--- Input rows ---

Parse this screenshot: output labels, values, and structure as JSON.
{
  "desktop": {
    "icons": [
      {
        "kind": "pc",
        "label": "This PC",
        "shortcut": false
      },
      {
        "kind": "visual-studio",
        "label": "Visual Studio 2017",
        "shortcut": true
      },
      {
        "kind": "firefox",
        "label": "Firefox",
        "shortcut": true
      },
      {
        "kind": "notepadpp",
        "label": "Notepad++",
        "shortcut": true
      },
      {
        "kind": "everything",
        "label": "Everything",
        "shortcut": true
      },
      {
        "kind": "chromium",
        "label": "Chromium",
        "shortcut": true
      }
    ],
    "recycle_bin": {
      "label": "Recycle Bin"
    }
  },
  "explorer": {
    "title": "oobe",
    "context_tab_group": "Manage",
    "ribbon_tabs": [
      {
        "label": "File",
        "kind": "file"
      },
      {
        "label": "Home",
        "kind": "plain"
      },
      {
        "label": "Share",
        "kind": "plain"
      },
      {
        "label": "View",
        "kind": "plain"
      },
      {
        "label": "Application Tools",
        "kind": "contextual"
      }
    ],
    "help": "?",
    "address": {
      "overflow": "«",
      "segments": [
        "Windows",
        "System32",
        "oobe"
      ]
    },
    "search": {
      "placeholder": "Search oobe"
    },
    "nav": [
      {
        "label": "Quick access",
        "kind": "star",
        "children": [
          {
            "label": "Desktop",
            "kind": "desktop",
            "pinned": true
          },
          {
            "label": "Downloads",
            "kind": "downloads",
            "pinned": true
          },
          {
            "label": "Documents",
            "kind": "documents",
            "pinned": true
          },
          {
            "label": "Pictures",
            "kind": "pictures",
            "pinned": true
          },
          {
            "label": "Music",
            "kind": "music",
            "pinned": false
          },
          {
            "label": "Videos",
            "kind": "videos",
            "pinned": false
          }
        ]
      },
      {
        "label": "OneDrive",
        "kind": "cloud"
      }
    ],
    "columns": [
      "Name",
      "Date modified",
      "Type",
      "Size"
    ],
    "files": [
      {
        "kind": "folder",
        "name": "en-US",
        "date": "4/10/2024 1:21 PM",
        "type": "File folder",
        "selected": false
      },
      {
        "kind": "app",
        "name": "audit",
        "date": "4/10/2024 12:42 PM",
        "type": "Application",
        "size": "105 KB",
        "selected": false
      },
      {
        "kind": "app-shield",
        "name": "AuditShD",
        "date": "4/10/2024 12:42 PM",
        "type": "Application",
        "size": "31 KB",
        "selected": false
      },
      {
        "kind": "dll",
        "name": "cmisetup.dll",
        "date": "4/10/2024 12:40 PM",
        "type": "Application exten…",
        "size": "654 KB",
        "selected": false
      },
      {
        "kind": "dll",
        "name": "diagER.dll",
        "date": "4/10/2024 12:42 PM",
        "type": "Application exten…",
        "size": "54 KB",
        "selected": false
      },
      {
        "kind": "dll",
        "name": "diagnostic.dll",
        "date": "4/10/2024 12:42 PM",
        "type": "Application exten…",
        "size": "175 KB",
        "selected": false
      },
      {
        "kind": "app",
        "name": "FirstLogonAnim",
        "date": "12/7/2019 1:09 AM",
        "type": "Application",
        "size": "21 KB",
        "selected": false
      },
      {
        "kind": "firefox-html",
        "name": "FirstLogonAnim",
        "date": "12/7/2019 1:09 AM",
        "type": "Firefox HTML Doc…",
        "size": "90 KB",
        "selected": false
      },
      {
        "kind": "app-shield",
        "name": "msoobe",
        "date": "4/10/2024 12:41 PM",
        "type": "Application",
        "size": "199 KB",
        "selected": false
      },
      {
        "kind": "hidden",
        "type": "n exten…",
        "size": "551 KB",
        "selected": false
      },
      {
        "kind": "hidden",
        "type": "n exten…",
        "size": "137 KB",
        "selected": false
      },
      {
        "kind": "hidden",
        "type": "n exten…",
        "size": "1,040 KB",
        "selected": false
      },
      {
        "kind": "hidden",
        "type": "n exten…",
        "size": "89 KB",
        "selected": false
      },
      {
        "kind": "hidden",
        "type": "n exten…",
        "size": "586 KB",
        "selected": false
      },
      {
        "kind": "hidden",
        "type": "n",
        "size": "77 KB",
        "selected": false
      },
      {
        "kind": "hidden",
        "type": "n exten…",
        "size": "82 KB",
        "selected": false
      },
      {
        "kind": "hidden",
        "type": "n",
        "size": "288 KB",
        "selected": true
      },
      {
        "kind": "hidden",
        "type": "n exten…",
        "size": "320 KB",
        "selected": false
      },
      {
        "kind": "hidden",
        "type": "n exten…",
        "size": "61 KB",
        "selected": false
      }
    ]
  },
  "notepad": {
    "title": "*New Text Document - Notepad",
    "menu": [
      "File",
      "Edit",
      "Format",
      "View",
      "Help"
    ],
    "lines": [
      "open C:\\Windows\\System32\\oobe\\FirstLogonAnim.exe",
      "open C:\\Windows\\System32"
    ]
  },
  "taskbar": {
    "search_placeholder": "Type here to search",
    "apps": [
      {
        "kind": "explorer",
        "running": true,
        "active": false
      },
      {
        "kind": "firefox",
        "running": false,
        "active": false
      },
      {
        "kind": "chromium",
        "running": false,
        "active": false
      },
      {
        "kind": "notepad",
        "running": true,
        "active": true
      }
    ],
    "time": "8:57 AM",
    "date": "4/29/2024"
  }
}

---

Set problem: Reproduce the whole listing word for word.

Answer:
Parse this screenshot: output labels, values, and structure as JSON.
{
  "desktop": {
    "icons": [
      {
        "kind": "pc",
        "label": "This PC",
        "shortcut": false
      },
      {
        "kind": "visual-studio",
        "label": "Visual Studio 2017",
        "shortcut": true
      },
      {
        "kind": "firefox",
        "label": "Firefox",
        "shortcut": true
      },
      {
        "kind": "notepadpp",
        "label": "Notepad++",
        "shortcut": true
      },
      {
        "kind": "everything",
        "label": "Everything",
        "shortcut": true
      },
      {
        "kind": "chromium",
        "label": "Chromium",
        "shortcut": true
      }
    ],
    "recycle_bin": {
      "label": "Recycle Bin"
    }
  },
  "explorer": {
    "title": "oobe",
    "context_tab_group": "Manage",
    "ribbon_tabs": [
      {
        "label": "File",
        "kind": "file"
      },
      {
        "label": "Home",
        "kind": "plain"
      },
      {
        "label": "Share",
        "kind": "plain"
      },
      {
        "label": "View",
        "kind": "plain"
      },
      {
        "label": "Application Tools",
        "kind": "contextual"
      }
    ],
    "help": "?",
    "address": {
      "overflow": "«",
      "segments": [
        "Windows",
        "System32",
        "oobe"
      ]
    },
    "search": {
      "placeholder": "Search oobe"
    },
    "nav": [
      {
        "label": "Quick access",
        "kind": "star",
        "children": [
          {
            "label": "Desktop",
            "kind": "desktop",
            "pinned": true
          },
          {
            "label": "Downloads",
            "kind": "downloads",
            "pinned": true
          },
          {
            "label": "Documents",
            "kind": "documents",
            "pinned": true
          },
          {
            "label": "Pictures",
            "kind": "pictures",
            "pinned": true
          },
          {
            "label": "Music",
            "kind": "music",
            "pinned": false
          },
          {
            "label": "Videos",
            "kind": "videos",
            "pinned": false
          }
        ]
      },
      {
        "label": "OneDrive",
        "kind": "cloud"
      }
    ],
    "columns": [
      "Name",
      "Date modified",
      "Type",
      "Size"
    ],
    "files": [
      {
        "kind": "folder",
        "name": "en-US",
        "date": "4/10/2024 1:21 PM",
        "type": "File folder",
        "selected": false
      },
      {
        "kind": "app",
        "name": "audit",
        "date": "4/10/2024 12:42 PM",
        "type": "Application",
        "size": "105 KB",
        "selected": false
      },
      {
        "kind": "app-shield",
        "name": "AuditShD",
        "date": "4/10/2024 12:42 PM",
        "type": "Application",
        "size": "31 KB",
        "selected": false
      },
      {
        "kind": "dll",
        "name": "cmisetup.dll",
        "date": "4/10/2024 12:40 PM",
        "type": "Application exten…",
        "size": "654 KB",
        "selected": false
      },
      {
        "kind": "dll",
        "name": "diagER.dll",
        "date": "4/10/2024 12:42 PM",
        "type": "Application exten…",
        "size": "54 KB",
        "selected": false
      },
      {
        "kind": "dll",
        "name": "diagnostic.dll",
        "date": "4/10/2024 12:42 PM",
        "type": "Application exten…",
        "size": "175 KB",
        "selected": false
      },
      {
        "kind": "app",
        "name": "FirstLogonAnim",
        "date": "12/7/2019 1:09 AM",
        "type": "Application",
        "size": "21 KB",
        "selected": false
      },
      {
        "kind": "firefox-html",
        "name": "FirstLogonAnim",
        "date": "12/7/2019 1:09 AM",
        "type": "Firefox HTML Doc…",
        "size": "90 KB",
        "selected": false
      },
      {
        "kind": "app-shield",
        "name": "msoobe",
        "date": "4/10/2024 12:41 PM",
        "type": "Application",
        "size": "199 KB",
        "selected": false
      },
      {
        "kind": "hidden",
        "type": "n exten…",
        "size": "551 KB",
        "selected": false
      },
      {
        "kind": "hidden",
        "type": "n exten…",
        "size": "137 KB",
        "selected": false
      },
      {
        "kind": "hidden",
        "type": "n exten…",
        "size": "1,040 KB",
        "selected": false
      },
      {
        "kind": "hidden",
        "type": "n exten…",
        "size": "89 KB",
        "selected": false
      },
      {
        "kind": "hidden",
        "type": "n exten…",
        "size": "586 KB",
        "selected": false
      },
      {
        "kind": "hidden",
        "type": "n",
        "size": "77 KB",
        "selected": false
      },
      {
        "kind": "hidden",
        "type": "n exten…",
        "size": "82 KB",
        "selected": false
      },
      {
        "kind": "hidden",
        "type": "n",
        "size": "288 KB",
        "selected": true
      },
      {
        "kind": "hidden",
        "type": "n exten…",
        "size": "320 KB",
        "selected": false
      },
      {
        "kind": "hidden",
        "type": "n exten…",
        "size": "61 KB",
        "selected": false
      }
    ]
  },
  "notepad": {
    "title": "*New Text Document - Notepad",
    "menu": [
      "File",
      "Edit",
      "Format",
      "View",
      "Help"
    ],
    "lines": [
      "open C:\\Windows\\System32\\oobe\\FirstLogonAnim.exe",
      "open C:\\Windows\\System32"
    ]
  },
  "taskbar": {
    "search_placeholder": "Type here to search",
    "apps": [
      {
        "kind": "explorer",
        "running": true,
        "active": false
      },
      {
        "kind": "firefox",
        "running": false,
        "active": false
      },
      {
        "kind": "chromium",
        "running": false,
        "active": false
      },
      {
        "kind": "notepad",
        "running": true,
        "active": true
      }
    ],
    "time": "8:57 AM",
    "date": "4/29/2024"
  }
}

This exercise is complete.